WRITTEN EXERCISE –
Pick out every line holding the string "doit" and copy it.

[Stored records]
· · · · · · ·
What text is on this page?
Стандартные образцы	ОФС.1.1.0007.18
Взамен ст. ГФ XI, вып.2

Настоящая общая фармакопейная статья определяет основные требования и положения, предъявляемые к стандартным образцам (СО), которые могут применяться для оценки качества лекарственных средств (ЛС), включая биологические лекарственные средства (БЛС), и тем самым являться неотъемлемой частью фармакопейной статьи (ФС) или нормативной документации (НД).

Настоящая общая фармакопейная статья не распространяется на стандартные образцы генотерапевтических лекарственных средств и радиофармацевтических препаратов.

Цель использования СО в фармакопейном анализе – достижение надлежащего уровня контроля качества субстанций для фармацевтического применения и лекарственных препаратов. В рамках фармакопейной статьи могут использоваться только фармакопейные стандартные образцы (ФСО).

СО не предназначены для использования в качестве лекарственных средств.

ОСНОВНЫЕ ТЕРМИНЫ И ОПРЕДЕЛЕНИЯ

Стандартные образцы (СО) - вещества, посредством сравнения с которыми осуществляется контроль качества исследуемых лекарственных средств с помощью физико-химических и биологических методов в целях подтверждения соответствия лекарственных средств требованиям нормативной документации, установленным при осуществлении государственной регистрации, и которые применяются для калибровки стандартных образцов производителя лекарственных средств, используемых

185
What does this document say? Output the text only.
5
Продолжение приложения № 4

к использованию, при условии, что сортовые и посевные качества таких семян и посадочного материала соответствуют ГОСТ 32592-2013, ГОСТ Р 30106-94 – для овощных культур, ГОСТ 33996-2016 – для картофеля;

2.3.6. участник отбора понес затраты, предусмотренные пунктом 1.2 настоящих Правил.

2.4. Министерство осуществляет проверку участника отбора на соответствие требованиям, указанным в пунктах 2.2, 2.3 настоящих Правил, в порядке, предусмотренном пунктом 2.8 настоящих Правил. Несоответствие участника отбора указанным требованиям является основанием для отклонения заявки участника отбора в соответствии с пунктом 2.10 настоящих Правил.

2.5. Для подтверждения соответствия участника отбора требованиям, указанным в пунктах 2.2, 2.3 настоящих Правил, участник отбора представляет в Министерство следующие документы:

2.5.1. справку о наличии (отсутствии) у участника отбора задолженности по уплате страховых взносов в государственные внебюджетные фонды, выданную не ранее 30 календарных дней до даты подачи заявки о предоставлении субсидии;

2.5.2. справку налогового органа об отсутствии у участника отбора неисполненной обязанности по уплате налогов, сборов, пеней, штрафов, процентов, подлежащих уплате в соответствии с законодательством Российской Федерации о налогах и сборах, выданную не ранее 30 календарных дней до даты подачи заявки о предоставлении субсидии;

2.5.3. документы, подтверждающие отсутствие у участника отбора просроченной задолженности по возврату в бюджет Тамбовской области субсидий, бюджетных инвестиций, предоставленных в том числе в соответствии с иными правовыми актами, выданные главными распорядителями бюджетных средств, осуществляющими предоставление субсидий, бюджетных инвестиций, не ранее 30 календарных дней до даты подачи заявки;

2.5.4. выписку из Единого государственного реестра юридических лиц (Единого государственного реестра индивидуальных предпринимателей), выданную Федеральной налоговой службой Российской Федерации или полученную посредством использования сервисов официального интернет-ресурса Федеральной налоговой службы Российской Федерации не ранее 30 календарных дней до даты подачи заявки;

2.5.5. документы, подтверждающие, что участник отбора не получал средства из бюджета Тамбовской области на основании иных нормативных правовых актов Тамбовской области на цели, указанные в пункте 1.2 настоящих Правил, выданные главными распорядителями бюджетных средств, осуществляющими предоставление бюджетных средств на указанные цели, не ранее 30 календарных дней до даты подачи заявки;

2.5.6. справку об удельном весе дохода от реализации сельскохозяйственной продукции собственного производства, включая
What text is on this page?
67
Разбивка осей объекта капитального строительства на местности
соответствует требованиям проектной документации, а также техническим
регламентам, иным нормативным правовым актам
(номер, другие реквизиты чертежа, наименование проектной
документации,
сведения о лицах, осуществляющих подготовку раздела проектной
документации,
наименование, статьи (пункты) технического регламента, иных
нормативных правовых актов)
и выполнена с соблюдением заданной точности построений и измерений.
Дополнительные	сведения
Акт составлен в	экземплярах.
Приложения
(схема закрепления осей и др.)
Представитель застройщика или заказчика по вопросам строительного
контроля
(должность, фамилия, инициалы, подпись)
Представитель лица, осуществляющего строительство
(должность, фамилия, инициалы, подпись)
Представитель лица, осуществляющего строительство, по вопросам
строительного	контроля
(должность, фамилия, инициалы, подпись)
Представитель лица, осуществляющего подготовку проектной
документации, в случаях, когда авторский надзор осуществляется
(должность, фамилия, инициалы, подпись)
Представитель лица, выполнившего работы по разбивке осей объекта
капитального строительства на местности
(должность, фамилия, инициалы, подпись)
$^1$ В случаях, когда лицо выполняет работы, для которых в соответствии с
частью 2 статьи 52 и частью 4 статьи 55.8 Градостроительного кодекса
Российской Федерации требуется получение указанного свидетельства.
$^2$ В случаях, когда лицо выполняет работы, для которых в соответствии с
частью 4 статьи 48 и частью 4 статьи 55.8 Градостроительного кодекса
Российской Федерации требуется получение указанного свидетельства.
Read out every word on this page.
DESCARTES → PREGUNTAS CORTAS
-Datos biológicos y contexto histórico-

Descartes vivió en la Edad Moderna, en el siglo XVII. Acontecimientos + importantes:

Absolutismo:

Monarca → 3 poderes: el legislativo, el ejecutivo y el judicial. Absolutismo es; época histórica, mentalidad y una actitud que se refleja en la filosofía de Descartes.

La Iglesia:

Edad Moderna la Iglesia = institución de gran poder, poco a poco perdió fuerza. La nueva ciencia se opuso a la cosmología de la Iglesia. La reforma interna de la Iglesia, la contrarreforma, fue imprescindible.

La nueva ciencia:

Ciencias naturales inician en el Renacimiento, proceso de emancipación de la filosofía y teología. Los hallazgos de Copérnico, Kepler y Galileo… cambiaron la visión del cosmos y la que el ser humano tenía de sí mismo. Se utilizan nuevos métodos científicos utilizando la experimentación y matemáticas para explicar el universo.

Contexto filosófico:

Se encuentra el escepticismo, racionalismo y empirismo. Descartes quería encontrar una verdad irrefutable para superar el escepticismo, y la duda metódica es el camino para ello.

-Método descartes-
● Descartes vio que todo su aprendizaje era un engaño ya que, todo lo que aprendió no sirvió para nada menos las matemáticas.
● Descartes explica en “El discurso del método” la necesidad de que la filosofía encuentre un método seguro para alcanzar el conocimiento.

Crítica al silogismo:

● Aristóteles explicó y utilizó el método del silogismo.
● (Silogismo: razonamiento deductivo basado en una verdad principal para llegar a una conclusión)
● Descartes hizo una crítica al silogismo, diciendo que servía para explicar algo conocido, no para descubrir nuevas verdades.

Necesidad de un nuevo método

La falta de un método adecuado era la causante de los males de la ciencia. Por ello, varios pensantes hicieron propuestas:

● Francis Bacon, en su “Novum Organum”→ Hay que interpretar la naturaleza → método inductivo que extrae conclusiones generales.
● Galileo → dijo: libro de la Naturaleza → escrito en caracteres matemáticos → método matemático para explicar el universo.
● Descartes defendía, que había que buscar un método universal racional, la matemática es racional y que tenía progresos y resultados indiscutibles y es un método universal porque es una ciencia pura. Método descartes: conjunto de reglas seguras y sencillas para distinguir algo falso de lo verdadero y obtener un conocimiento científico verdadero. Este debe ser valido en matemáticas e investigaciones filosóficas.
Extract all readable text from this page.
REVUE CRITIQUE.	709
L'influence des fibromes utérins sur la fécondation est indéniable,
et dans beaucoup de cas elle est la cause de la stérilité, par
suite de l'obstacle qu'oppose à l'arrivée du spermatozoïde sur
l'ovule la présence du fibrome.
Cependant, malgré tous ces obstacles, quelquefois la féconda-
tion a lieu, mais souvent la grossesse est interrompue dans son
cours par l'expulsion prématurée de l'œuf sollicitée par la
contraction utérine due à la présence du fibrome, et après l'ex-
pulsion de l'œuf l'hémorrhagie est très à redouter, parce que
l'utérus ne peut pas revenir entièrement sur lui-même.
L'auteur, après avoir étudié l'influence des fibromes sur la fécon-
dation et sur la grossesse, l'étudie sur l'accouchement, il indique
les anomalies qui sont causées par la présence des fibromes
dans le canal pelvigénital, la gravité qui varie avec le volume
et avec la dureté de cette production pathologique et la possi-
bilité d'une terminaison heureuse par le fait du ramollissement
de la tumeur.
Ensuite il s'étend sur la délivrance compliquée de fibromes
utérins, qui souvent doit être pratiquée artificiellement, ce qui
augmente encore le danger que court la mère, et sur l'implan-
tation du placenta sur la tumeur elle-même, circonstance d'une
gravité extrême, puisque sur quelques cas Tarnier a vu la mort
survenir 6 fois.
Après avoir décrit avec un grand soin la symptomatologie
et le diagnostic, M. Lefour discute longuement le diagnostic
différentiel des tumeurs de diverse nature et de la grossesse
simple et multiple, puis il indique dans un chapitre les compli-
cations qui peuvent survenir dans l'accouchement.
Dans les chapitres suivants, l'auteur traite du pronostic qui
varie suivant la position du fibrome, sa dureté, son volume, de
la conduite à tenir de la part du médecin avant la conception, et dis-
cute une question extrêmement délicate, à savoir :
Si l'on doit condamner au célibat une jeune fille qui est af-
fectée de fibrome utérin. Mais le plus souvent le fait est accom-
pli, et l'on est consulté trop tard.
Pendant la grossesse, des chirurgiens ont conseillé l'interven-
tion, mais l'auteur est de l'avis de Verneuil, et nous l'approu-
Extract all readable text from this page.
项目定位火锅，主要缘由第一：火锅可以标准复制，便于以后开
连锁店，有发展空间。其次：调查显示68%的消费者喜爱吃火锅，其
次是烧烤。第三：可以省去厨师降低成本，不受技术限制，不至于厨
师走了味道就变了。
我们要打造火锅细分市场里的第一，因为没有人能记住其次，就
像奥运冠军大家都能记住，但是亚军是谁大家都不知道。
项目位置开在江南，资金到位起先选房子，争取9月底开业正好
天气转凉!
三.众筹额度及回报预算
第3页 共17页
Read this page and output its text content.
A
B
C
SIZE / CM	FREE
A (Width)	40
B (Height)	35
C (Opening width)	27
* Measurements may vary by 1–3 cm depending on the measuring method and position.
· · · · · · ·
WRITTEN ANSWER –
utérins, qui souvent doit être pratiquée artificiellement, ce qui
Si l'on doit condamner au célibat une jeune fille qui est af-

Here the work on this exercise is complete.